Find the word "联系电话" in the records below. List each line containing it.

-- begin Data excerpts --

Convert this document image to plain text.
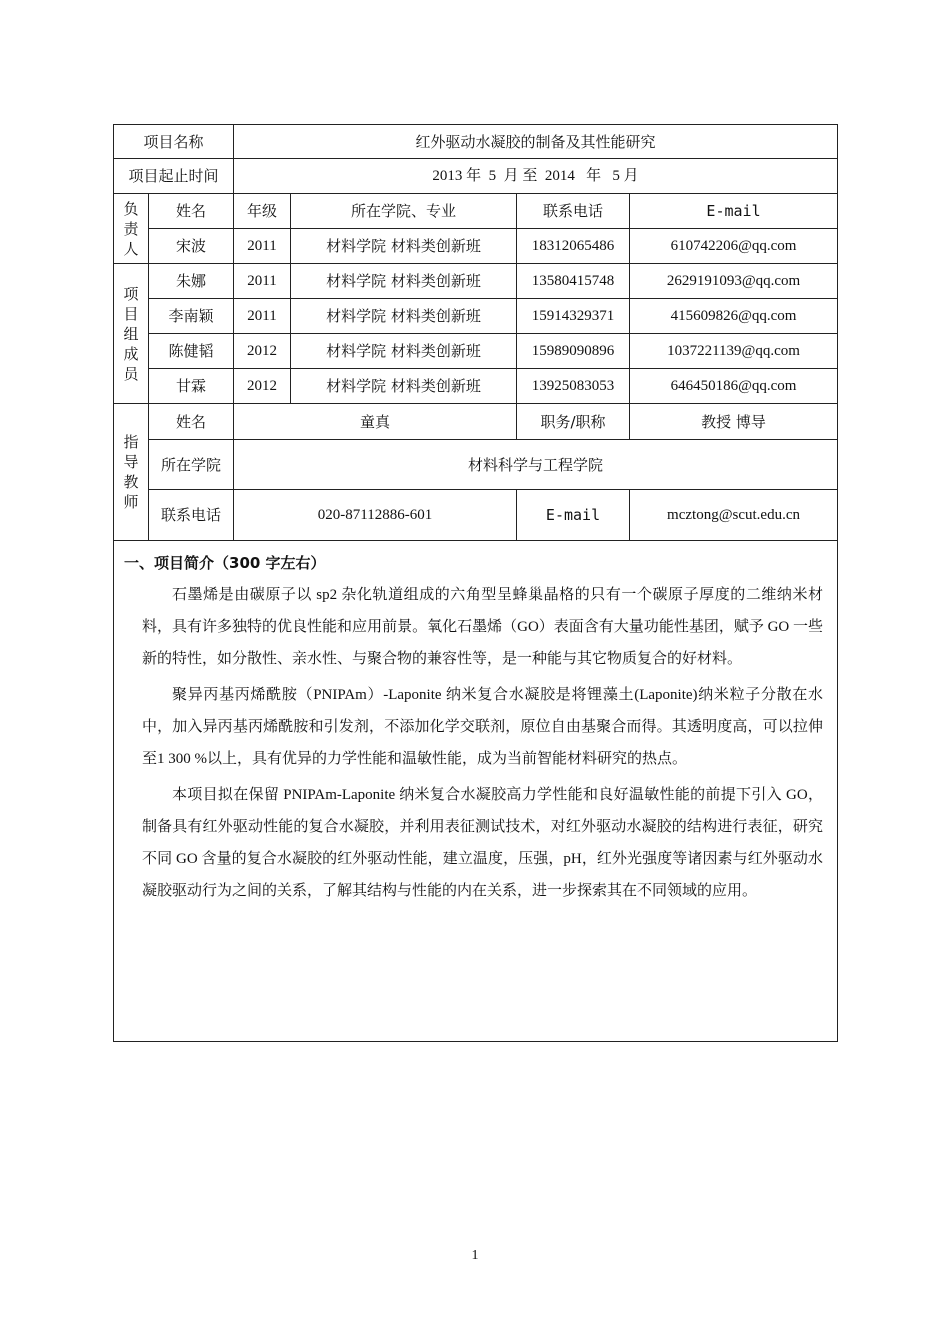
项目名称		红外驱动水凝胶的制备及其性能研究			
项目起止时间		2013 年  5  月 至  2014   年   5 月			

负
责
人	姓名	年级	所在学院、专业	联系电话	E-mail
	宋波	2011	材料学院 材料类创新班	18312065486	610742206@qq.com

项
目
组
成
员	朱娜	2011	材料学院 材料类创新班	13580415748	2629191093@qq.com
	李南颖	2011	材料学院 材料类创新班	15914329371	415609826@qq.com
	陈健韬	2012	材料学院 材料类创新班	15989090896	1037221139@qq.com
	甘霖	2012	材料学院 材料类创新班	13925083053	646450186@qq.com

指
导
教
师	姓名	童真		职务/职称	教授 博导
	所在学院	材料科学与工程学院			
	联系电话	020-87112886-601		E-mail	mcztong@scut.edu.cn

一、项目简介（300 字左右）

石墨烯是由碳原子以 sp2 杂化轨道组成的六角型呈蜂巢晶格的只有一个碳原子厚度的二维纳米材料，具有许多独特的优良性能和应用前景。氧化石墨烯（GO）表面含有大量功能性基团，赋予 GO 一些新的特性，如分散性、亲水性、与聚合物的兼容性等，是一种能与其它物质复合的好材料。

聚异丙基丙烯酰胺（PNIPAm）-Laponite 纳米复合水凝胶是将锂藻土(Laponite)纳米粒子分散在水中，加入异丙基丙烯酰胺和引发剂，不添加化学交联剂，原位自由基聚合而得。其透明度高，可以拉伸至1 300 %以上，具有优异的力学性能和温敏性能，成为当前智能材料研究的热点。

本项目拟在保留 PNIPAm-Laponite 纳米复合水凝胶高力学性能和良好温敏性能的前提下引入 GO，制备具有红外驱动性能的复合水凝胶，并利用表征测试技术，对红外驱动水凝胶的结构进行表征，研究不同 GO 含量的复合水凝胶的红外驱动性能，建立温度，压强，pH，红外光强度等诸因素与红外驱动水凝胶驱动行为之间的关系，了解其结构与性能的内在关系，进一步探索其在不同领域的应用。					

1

-- end Data excerpts --
-- begin Data excerpts --

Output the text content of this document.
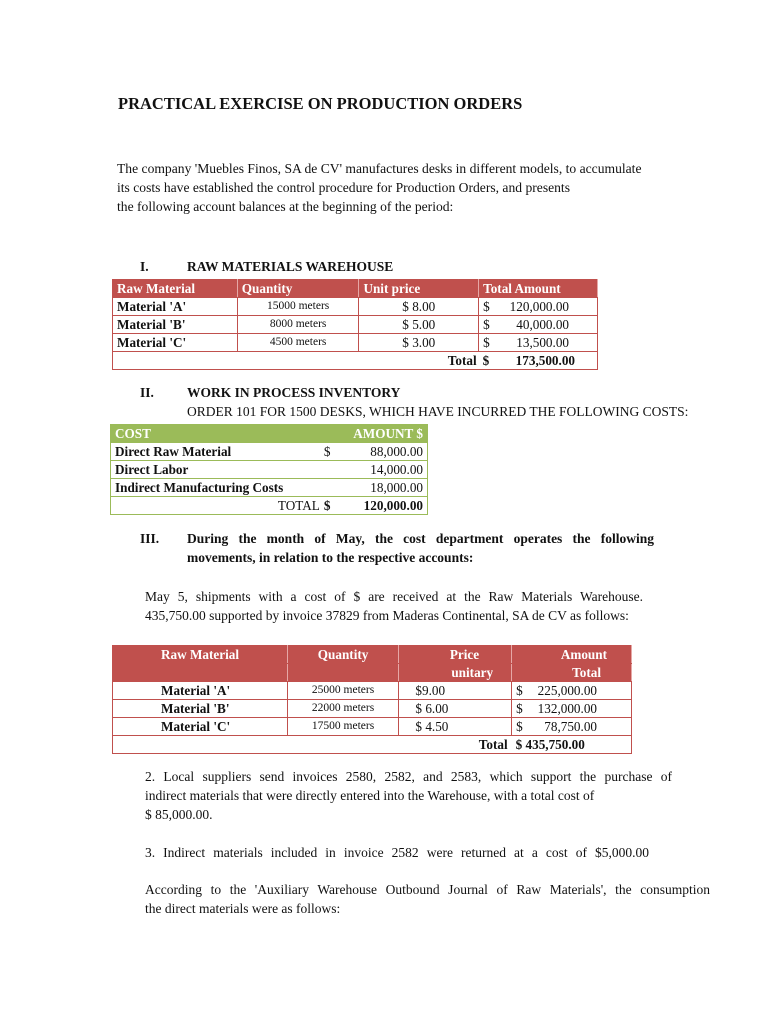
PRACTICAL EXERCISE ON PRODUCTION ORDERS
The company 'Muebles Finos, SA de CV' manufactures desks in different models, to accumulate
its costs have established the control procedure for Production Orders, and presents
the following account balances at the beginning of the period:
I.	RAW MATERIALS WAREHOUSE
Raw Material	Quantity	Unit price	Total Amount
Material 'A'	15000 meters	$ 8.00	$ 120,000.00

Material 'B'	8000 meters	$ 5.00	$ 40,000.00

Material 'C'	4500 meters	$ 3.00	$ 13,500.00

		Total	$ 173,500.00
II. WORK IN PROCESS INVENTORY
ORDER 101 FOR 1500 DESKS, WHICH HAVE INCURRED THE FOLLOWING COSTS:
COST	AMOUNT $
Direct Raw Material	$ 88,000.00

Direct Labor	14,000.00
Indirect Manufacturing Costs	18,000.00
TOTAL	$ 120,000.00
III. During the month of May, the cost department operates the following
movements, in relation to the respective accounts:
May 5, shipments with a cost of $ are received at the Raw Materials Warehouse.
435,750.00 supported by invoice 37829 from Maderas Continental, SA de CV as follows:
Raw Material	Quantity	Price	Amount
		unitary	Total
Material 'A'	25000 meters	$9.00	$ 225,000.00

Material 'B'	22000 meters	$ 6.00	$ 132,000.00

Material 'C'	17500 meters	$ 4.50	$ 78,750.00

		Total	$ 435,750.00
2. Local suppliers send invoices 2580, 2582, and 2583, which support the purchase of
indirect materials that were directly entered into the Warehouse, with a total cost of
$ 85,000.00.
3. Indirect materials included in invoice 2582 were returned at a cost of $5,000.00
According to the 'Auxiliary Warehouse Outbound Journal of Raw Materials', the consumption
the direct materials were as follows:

-- end Data excerpts --
-- begin Data excerpts --

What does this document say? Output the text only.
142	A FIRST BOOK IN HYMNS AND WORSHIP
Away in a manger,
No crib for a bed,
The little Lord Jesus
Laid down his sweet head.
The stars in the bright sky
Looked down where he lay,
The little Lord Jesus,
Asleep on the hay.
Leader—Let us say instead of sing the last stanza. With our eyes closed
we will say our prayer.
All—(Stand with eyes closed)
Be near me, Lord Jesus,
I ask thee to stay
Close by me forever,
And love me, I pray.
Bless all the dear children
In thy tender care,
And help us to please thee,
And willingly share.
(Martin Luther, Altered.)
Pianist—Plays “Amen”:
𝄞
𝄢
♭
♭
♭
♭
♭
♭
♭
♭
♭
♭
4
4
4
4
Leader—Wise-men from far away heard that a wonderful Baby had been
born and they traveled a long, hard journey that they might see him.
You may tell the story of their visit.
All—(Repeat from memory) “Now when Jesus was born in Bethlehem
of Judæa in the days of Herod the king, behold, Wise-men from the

-- end Data excerpts --

== Answer below ==
人	姓名	年级	所在学院、专业	联系电话	E-mail
	联系电话	020-87112886-601		E-mail	mcztong@scut.edu.cn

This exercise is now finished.